Stated goal - Check every line below for the string "avec", and copy the lines that contain it.

Saved entries -
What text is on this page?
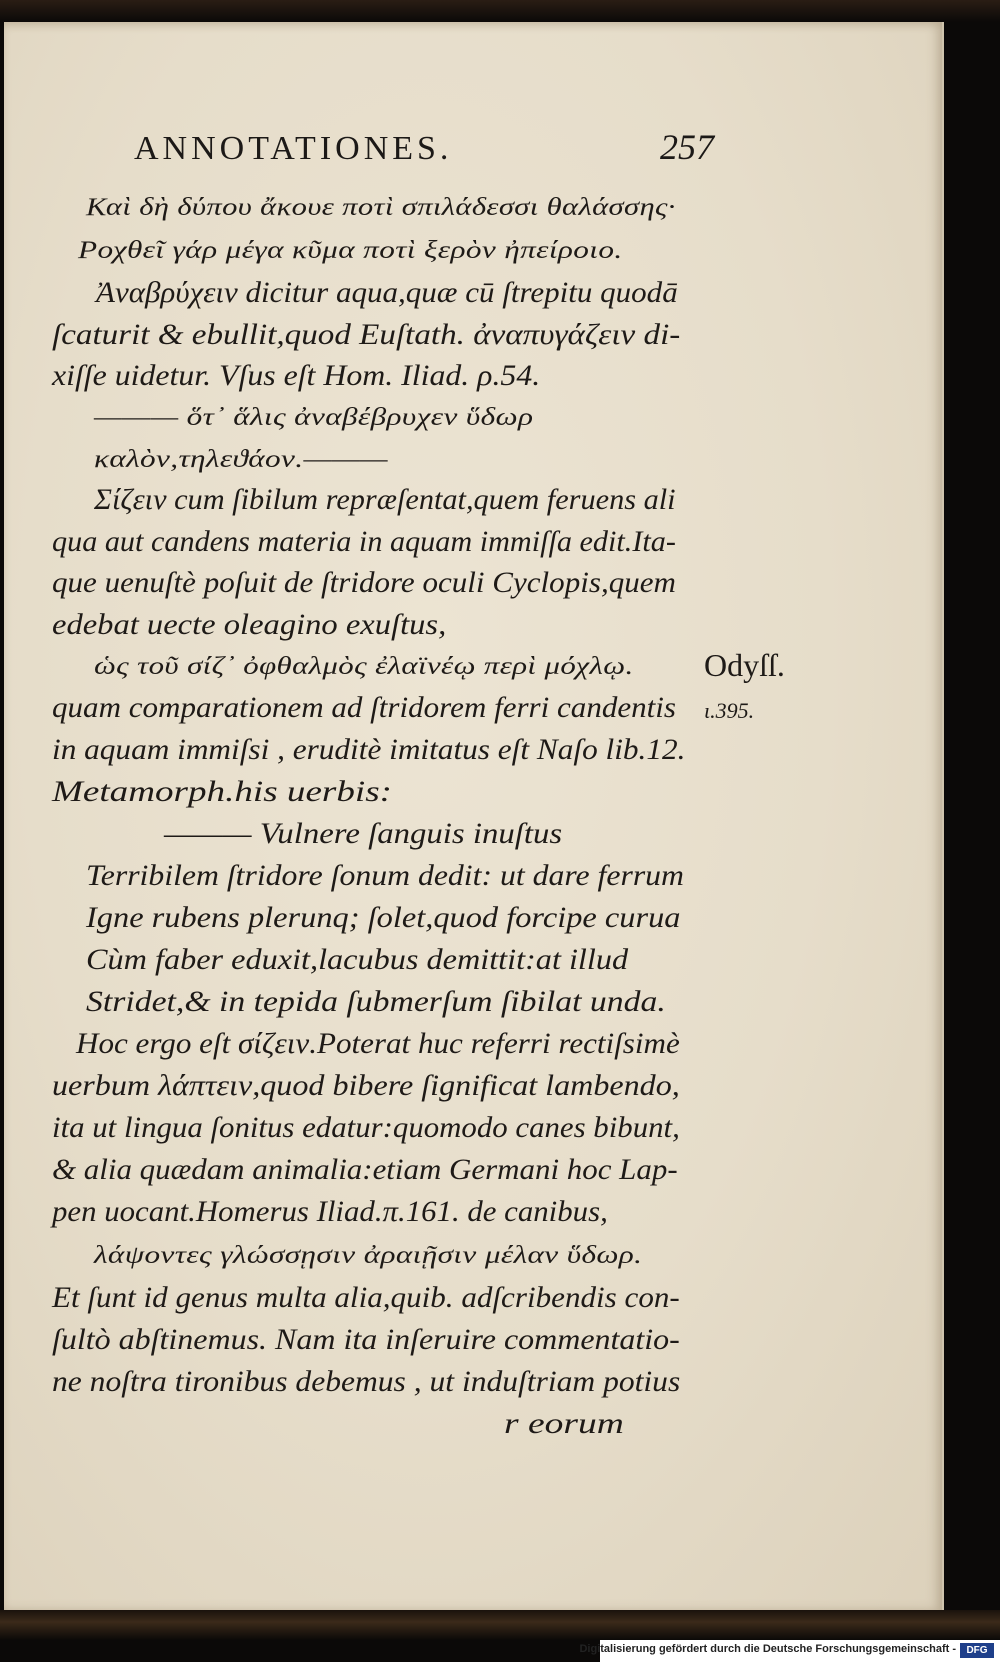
ANNOTATIONES.	257
Καὶ δὴ δύπου ἄκουε ποτὶ σπιλάδεσσι θαλάσσης·
Ροχθεῖ γάρ μέγα κῦμα ποτὶ ξερὸν ἠπείροιο.
Ἀναβρύχειν dicitur aqua,quæ cū ſtrepitu quodā
ſcaturit & ebullit,quod Euſtath. ἀναπυγάζειν di-
xiſſe uidetur. Vſus eſt Hom. Iliad. ρ.54.
——— ὅτ᾽ ἅλις ἀναβέβρυχεν ὕδωρ
καλὸν,τηλεϑάον.———
Σίζειν cum ſibilum repræſentat,quem feruens ali
qua aut candens materia in aquam immiſſa edit.Ita-
que uenuſtè poſuit de ſtridore oculi Cyclopis,quem
edebat uecte oleagino exuſtus,
ὡς τοῦ σίζ᾽ ὀφθαλμὸς ἐλαϊνέῳ περὶ μόχλῳ.
quam comparationem ad ſtridorem ferri candentis
in aquam immiſsi , eruditè imitatus eſt Naſo lib.12.
Metamorph.his uerbis:
——— Vulnere ſanguis inuſtus
Terribilem ſtridore ſonum dedit: ut dare ferrum
Igne rubens plerunq; ſolet,quod forcipe curua
Cùm faber eduxit,lacubus demittit:at illud
Stridet,& in tepida ſubmerſum ſibilat unda.
Hoc ergo eſt σίζειν.Poterat huc referri rectiſsimè
uerbum λάπτειν,quod bibere ſignificat lambendo,
ita ut lingua ſonitus edatur:quomodo canes bibunt,
& alia quædam animalia:etiam Germani hoc Lap-
pen uocant.Homerus Iliad.π.161. de canibus,
λάψοντες γλώσσῃσιν ἀραιῇσιν μέλαν ὕδωρ.
Et ſunt id genus multa alia,quib. adſcribendis con-
ſultò abſtinemus. Nam ita inſeruire commentatio-
ne noſtra tironibus debemus , ut induſtriam potius
r eorum
Odyſſ.
ι.395.
Digitalisierung gefördert durch die Deutsche Forschungsgemeinschaft -	DFG
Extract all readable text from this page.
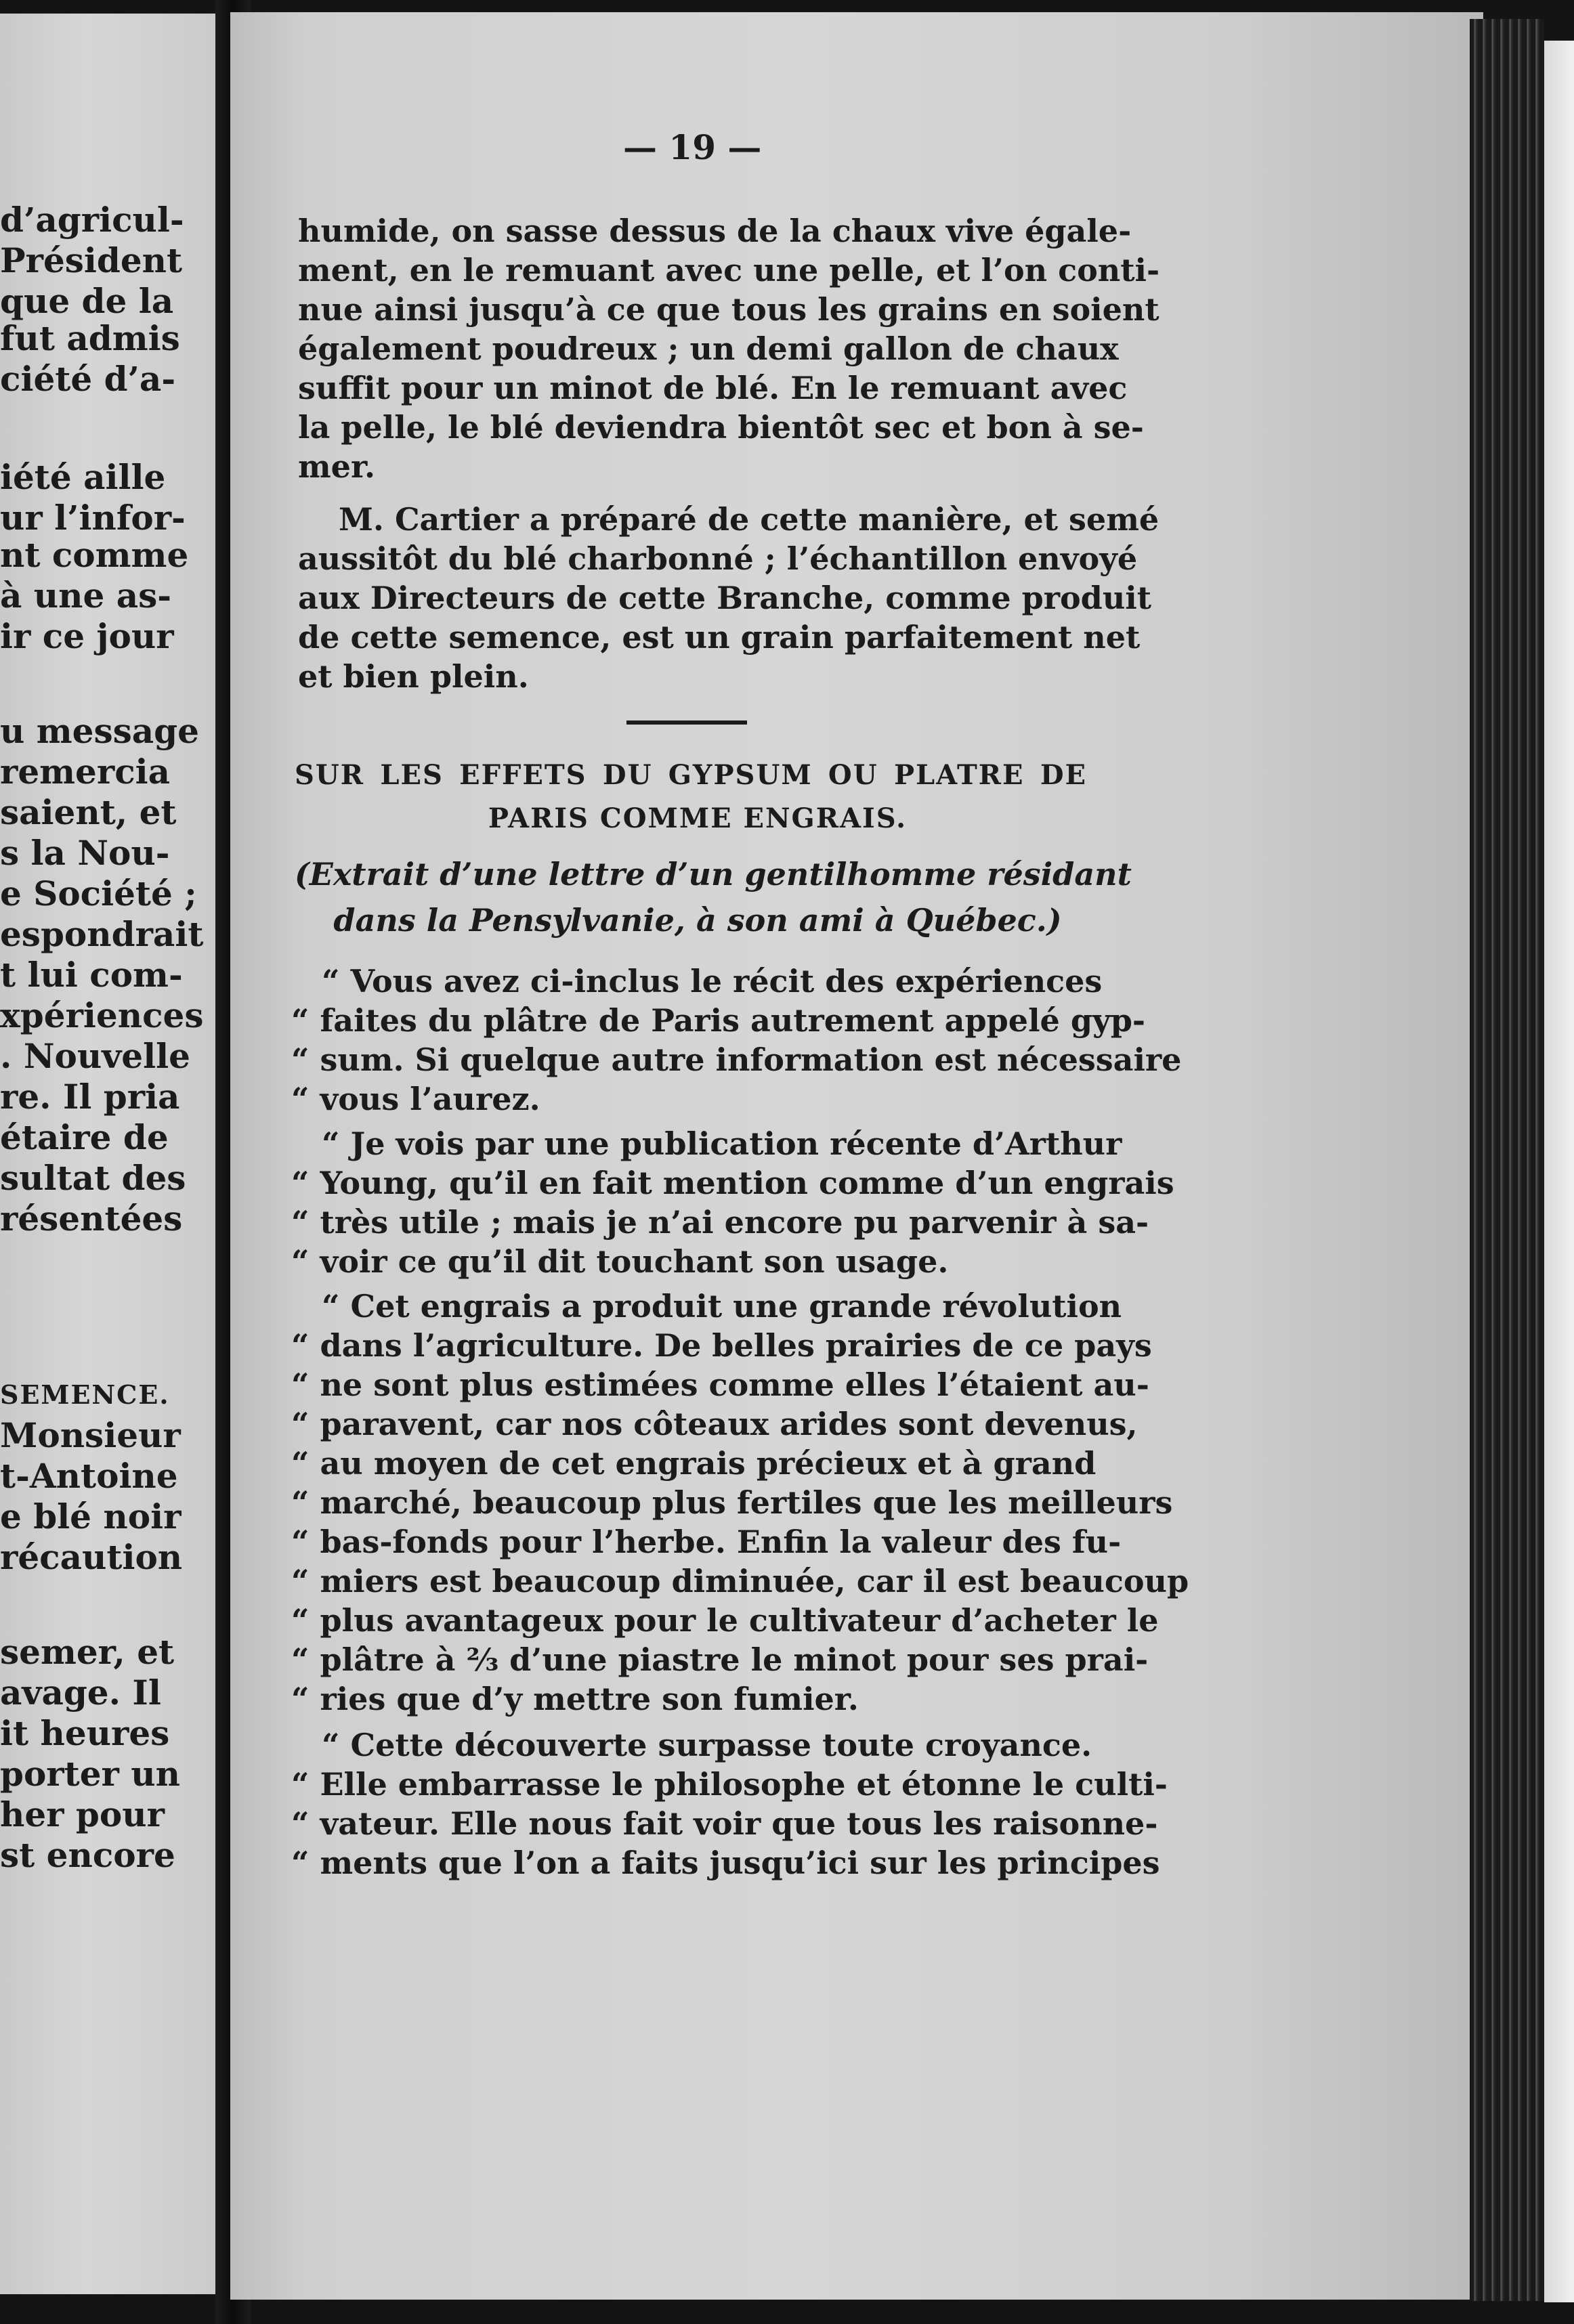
d’agricul-
Président
que de la
fut admis
ciété d’a-
iété aille
ur l’infor-
nt comme
à une as-
ir ce jour
u message
remercia
saient, et
s la Nou-
e Société ;
espondrait
t lui com-
xpériences
. Nouvelle
re. Il pria
étaire de
sultat des
résentées
SEMENCE.
Monsieur
t-Antoine
e blé noir
récaution
semer, et
avage. Il
it heures
porter un
her pour
st encore
— 19 —
humide, on sasse dessus de la chaux vive égale-
ment, en le remuant avec une pelle, et l’on conti-
nue ainsi jusqu’à ce que tous les grains en soient
également poudreux ; un demi gallon de chaux
suffit pour un minot de blé. En le remuant avec
la pelle, le blé deviendra bientôt sec et bon à se-
mer.
M. Cartier a préparé de cette manière, et semé
aussitôt du blé charbonné ; l’échantillon envoyé
aux Directeurs de cette Branche, comme produit
de cette semence, est un grain parfaitement net
et bien plein.
SUR LES EFFETS DU GYPSUM OU PLATRE DE
PARIS COMME ENGRAIS.
(Extrait d’une lettre d’un gentilhomme résidant
dans la Pensylvanie, à son ami à Québec.)
“ Vous avez ci-inclus le récit des expériences
“ faites du plâtre de Paris autrement appelé gyp-
“ sum. Si quelque autre information est nécessaire
“ vous l’aurez.
“ Je vois par une publication récente d’Arthur
“ Young, qu’il en fait mention comme d’un engrais
“ très utile ; mais je n’ai encore pu parvenir à sa-
“ voir ce qu’il dit touchant son usage.
“ Cet engrais a produit une grande révolution
“ dans l’agriculture. De belles prairies de ce pays
“ ne sont plus estimées comme elles l’étaient au-
“ paravent, car nos côteaux arides sont devenus,
“ au moyen de cet engrais précieux et à grand
“ marché, beaucoup plus fertiles que les meilleurs
“ bas-fonds pour l’herbe. Enfin la valeur des fu-
“ miers est beaucoup diminuée, car il est beaucoup
“ plus avantageux pour le cultivateur d’acheter le
“ plâtre à ⅔ d’une piastre le minot pour ses prai-
“ ries que d’y mettre son fumier.
“ Cette découverte surpasse toute croyance.
“ Elle embarrasse le philosophe et étonne le culti-
“ vateur. Elle nous fait voir que tous les raisonne-
“ ments que l’on a faits jusqu’ici sur les principes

Response to this exercise -
ment, en le remuant avec une pelle, et l’on conti-
suffit pour un minot de blé. En le remuant avec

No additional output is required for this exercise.